## SUPPLIED DATA
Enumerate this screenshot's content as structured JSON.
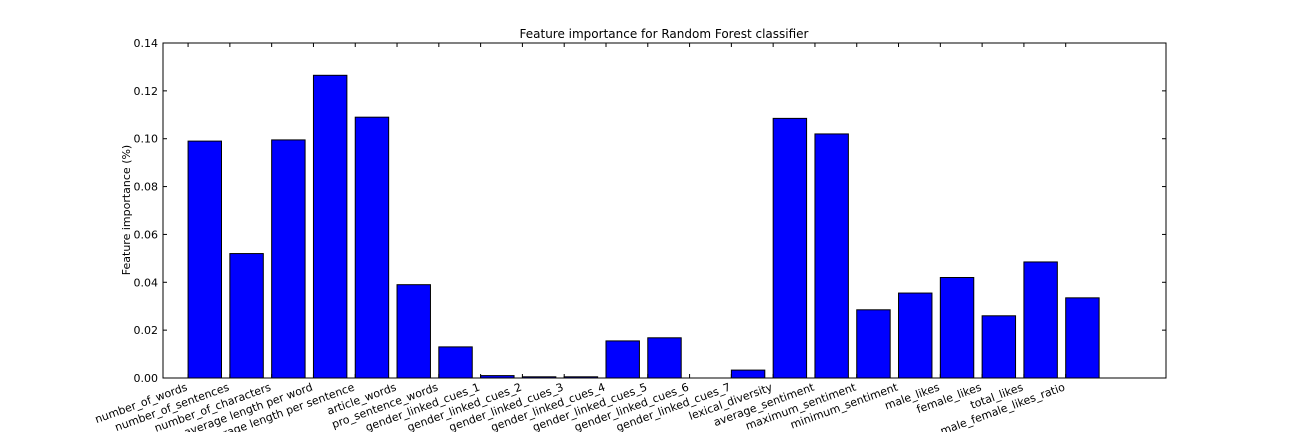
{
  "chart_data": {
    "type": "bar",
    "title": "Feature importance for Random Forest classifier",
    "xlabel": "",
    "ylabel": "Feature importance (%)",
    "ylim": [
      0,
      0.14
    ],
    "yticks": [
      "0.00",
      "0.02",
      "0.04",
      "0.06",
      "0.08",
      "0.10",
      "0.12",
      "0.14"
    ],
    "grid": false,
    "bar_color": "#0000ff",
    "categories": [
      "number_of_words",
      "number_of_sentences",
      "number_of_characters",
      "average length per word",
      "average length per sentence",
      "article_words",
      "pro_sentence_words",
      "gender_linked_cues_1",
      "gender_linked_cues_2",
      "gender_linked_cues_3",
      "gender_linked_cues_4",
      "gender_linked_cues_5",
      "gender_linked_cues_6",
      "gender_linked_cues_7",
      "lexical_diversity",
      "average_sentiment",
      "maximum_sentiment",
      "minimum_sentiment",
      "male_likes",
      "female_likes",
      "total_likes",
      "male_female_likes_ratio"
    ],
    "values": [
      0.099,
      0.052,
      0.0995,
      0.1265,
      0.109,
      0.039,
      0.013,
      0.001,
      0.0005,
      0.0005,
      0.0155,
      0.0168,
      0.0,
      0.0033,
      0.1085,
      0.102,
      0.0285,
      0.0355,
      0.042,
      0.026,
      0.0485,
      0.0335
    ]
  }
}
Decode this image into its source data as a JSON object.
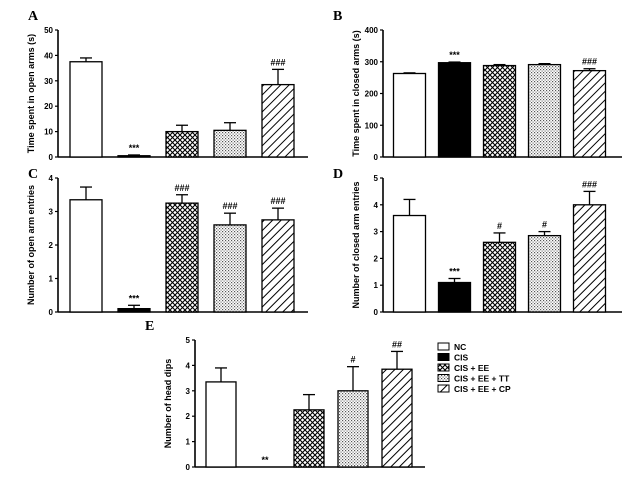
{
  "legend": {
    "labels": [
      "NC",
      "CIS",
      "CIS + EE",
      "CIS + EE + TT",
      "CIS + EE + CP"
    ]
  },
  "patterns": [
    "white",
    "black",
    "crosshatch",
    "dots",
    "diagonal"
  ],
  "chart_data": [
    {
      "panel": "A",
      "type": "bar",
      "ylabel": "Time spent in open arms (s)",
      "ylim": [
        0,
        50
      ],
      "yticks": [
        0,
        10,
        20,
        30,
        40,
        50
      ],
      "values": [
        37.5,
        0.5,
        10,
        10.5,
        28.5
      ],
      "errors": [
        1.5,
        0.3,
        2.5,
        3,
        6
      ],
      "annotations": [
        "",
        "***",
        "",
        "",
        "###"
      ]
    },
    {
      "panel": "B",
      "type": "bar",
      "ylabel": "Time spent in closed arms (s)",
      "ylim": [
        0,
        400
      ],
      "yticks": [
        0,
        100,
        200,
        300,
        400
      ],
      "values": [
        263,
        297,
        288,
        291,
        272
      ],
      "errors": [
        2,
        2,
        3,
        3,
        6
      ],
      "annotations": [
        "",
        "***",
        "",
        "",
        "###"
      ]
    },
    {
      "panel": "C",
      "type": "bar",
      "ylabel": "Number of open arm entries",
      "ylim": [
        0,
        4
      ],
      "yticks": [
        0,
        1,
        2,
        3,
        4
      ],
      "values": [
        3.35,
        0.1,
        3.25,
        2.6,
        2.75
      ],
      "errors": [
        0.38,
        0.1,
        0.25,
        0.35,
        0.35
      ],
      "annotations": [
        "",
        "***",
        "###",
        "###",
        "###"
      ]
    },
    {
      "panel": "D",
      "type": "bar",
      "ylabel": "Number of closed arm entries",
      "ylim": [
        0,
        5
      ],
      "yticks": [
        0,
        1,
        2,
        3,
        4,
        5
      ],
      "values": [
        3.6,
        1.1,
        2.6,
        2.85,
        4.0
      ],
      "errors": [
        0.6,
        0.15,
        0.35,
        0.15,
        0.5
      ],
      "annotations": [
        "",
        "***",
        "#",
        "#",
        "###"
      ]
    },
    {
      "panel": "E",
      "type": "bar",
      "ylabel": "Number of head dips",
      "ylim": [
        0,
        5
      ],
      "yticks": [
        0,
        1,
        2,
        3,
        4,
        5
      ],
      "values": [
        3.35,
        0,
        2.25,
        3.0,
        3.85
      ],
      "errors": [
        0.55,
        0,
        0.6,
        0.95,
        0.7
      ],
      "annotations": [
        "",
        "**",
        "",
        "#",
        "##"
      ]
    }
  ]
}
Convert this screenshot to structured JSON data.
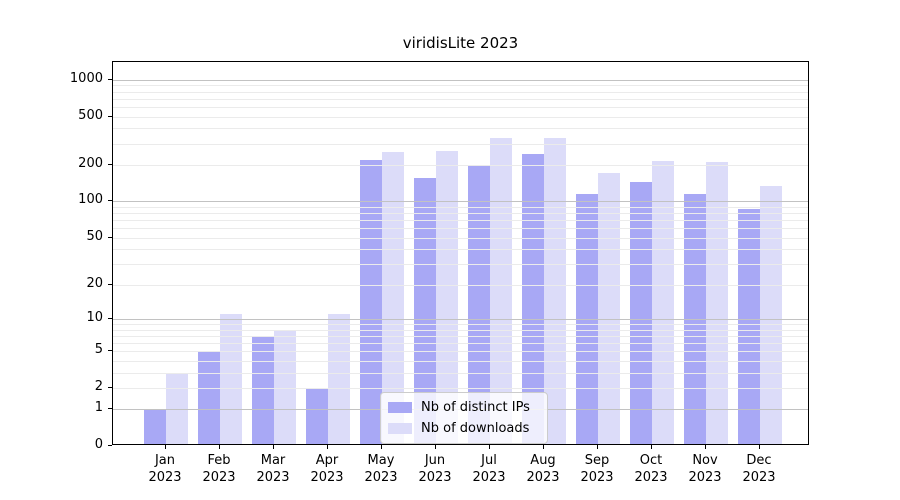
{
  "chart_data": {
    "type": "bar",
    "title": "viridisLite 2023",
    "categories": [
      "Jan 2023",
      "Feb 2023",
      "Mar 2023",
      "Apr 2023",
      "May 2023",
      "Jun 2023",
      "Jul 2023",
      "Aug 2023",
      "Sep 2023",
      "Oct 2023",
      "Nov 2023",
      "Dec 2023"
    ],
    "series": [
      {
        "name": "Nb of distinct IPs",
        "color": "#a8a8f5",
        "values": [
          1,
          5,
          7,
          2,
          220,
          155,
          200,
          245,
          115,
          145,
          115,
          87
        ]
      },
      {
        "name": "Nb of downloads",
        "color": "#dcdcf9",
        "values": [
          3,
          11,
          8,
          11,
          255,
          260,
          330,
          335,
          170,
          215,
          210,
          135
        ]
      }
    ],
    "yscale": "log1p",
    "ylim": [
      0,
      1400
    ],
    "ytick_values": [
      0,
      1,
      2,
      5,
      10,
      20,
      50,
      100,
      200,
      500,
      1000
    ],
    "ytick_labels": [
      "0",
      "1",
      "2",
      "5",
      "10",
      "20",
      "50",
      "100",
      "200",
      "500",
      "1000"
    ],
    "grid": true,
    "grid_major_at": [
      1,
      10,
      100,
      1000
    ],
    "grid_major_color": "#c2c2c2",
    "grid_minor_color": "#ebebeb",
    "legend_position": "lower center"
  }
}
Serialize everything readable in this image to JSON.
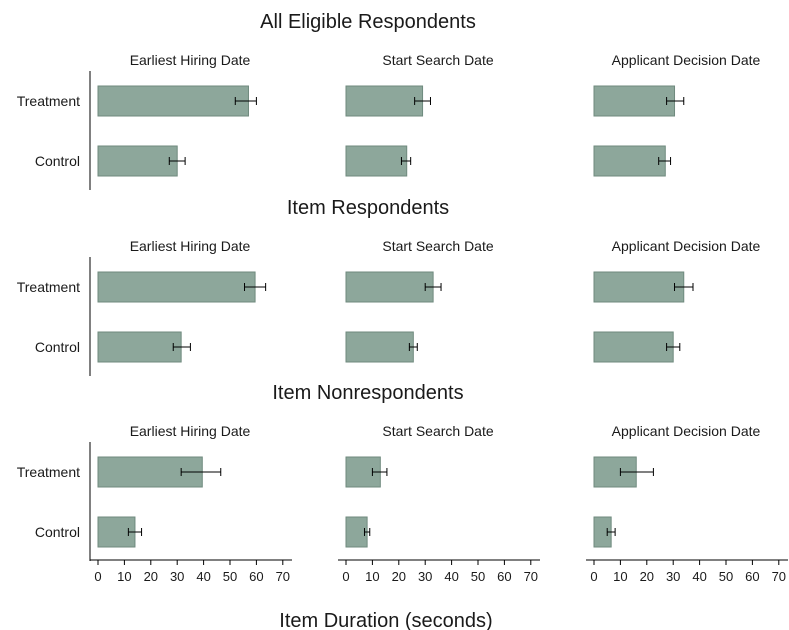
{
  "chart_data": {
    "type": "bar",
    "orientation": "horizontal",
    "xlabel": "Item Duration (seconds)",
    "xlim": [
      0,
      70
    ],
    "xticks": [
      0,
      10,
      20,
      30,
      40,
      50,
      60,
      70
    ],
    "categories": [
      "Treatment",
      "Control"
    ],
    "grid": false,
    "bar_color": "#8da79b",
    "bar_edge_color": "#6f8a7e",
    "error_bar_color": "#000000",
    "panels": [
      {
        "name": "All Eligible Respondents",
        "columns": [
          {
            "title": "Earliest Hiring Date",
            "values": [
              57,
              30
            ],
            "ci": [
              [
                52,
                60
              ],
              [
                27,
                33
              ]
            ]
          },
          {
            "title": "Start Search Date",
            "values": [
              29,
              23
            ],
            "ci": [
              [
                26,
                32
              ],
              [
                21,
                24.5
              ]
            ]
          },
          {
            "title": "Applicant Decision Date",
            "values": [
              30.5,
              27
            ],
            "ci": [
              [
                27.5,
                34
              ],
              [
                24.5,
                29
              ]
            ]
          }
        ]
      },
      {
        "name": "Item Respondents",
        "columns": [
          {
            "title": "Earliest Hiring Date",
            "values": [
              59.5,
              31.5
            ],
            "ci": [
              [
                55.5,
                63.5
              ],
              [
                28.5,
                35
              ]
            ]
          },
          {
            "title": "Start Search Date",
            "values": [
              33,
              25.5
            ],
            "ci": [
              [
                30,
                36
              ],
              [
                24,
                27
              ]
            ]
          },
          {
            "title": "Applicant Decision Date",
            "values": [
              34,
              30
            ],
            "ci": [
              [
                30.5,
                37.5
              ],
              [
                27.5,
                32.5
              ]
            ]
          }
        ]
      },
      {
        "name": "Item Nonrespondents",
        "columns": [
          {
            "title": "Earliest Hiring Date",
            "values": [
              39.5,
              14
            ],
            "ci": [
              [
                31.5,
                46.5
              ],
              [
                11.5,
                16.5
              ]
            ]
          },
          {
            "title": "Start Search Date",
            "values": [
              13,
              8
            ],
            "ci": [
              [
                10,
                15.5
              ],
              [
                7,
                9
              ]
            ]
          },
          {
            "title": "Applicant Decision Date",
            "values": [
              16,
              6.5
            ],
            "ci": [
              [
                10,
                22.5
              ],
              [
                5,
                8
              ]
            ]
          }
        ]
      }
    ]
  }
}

## DIRECTIVE
Report all lines of the material that contain the word "image".

## RESPONSE TO THIS EXERCISE
Decode this image into its source data as a JSON object.
Serialize everything readable in this image to JSON.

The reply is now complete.